> _Exercise task_: Search the data for the string "termasuk" and extract every line where it appears.

> _Data rows_:
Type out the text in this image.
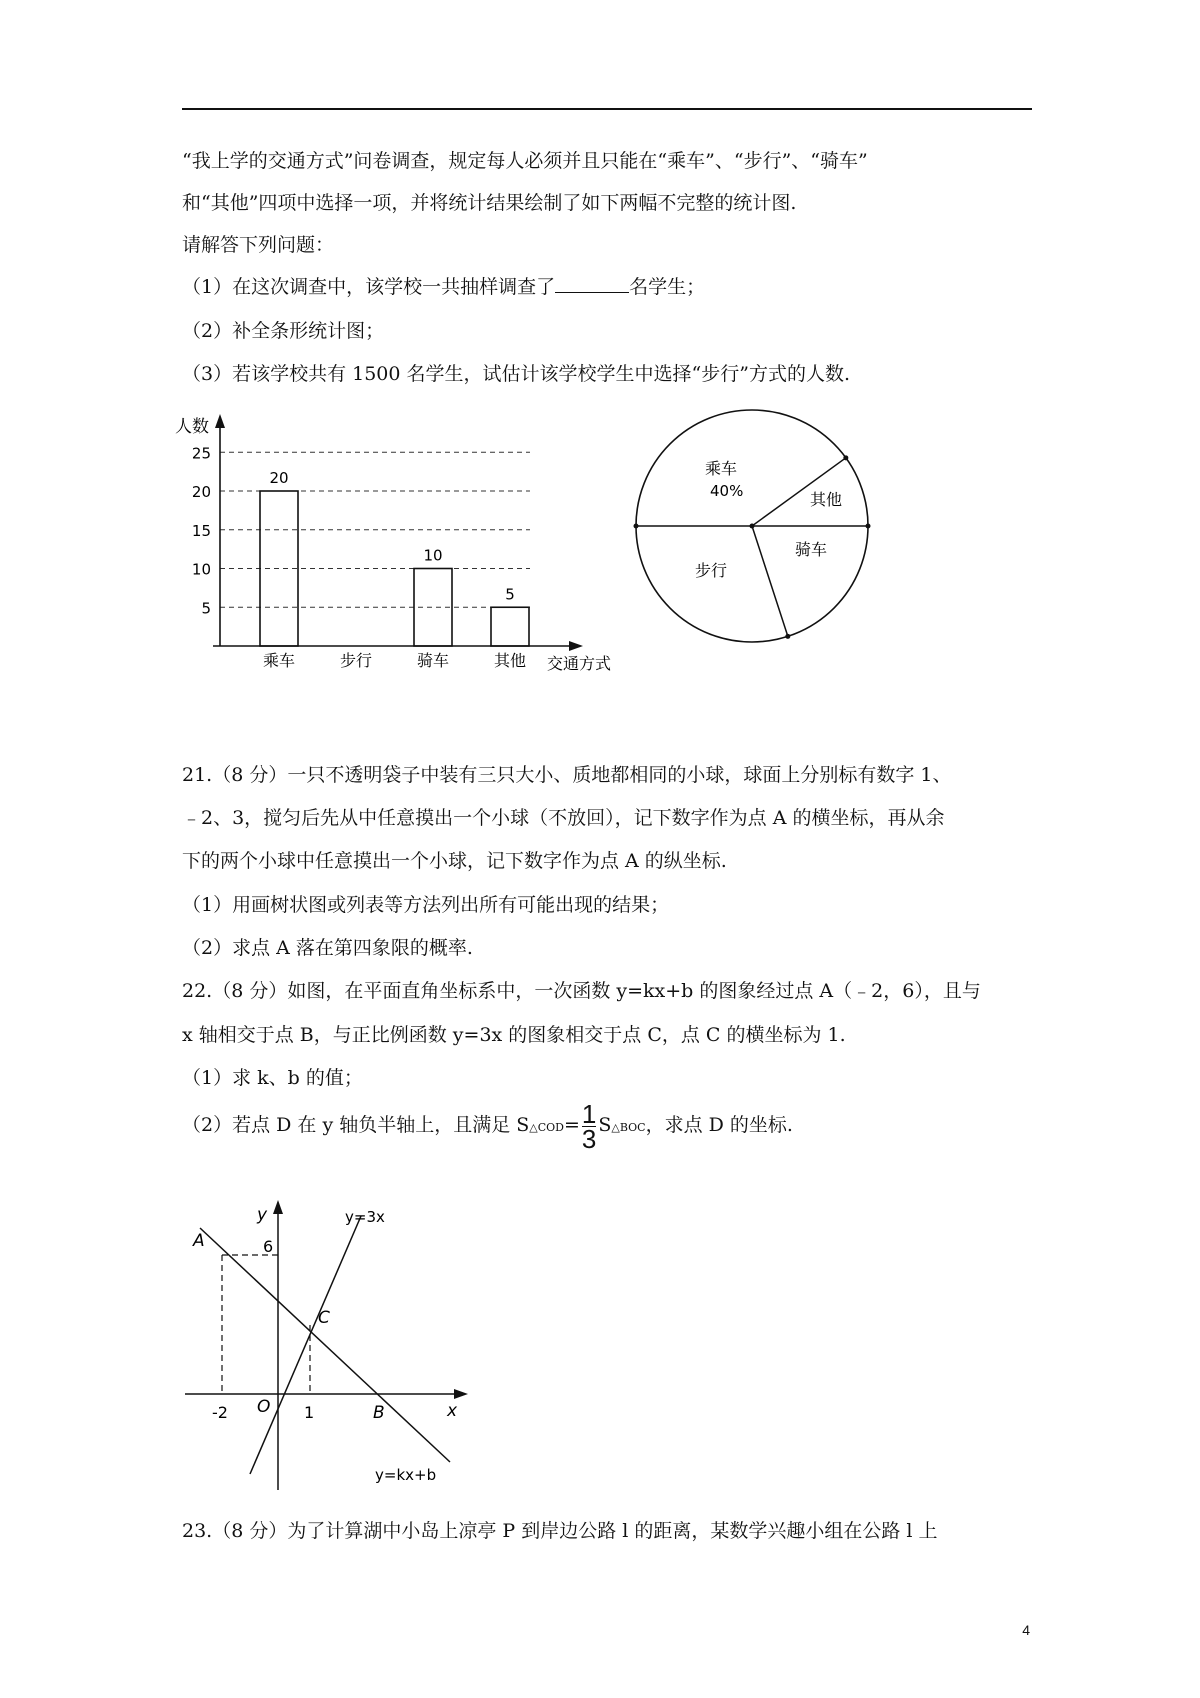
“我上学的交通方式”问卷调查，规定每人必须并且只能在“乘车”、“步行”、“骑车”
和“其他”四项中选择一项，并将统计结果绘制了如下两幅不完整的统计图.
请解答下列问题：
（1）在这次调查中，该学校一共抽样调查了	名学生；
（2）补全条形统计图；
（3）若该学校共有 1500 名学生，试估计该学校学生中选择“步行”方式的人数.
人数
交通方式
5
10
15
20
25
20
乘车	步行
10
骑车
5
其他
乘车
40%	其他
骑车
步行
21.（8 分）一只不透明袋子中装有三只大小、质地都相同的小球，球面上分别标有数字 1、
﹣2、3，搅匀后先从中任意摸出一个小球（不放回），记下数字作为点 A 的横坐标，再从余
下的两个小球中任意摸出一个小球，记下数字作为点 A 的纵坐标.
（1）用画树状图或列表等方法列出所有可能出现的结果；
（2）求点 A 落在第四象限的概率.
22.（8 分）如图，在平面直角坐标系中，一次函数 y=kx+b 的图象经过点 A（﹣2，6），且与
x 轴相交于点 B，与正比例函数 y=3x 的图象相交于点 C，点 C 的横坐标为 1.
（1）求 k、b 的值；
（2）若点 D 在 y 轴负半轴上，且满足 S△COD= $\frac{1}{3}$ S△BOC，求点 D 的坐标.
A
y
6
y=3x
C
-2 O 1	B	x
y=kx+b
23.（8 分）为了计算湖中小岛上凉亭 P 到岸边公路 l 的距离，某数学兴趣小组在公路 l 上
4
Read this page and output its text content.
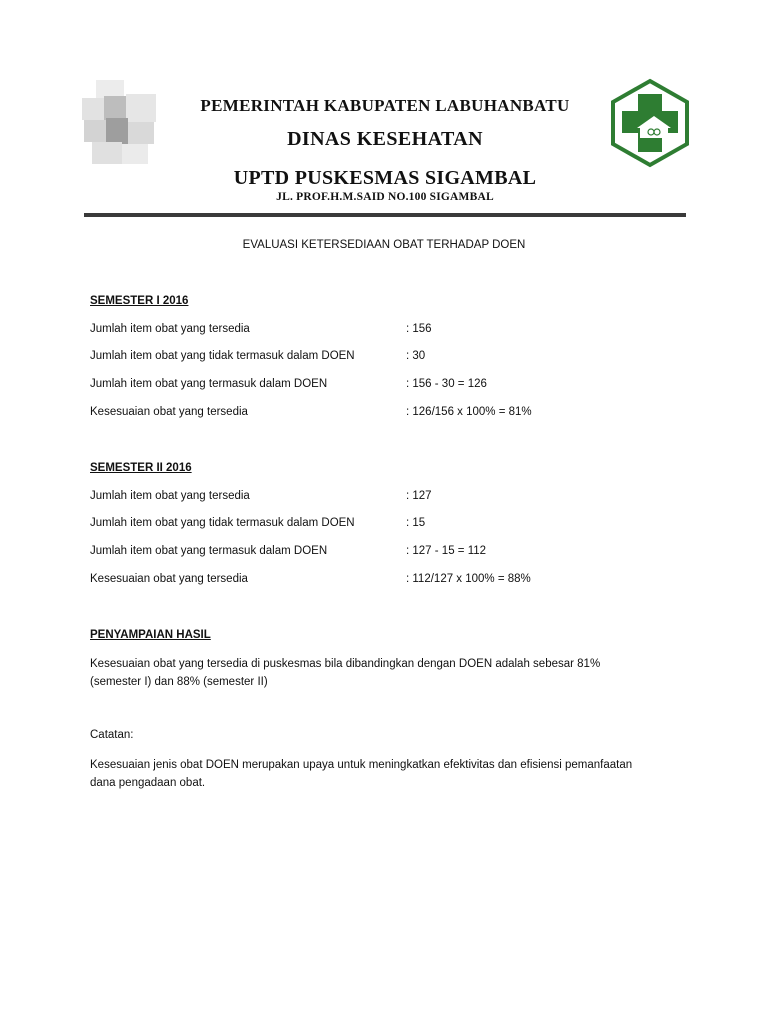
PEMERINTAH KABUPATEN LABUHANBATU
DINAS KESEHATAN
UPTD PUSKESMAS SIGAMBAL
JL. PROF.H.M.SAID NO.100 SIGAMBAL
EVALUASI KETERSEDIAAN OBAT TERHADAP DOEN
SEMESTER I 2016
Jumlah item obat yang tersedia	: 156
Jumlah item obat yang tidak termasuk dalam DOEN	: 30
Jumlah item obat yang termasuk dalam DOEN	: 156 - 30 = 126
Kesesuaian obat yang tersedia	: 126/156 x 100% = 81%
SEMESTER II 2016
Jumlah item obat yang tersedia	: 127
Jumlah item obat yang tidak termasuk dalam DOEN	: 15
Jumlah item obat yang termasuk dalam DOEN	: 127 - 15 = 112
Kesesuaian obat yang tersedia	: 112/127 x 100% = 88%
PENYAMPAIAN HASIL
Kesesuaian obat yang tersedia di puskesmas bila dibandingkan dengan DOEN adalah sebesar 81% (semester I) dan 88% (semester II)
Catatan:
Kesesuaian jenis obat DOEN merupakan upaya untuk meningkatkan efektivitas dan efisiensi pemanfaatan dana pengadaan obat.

> _Answer in full_:
Jumlah item obat yang tidak termasuk dalam DOEN	: 30
Jumlah item obat yang termasuk dalam DOEN	: 156 - 30 = 126
Jumlah item obat yang tidak termasuk dalam DOEN	: 15
Jumlah item obat yang termasuk dalam DOEN	: 127 - 15 = 112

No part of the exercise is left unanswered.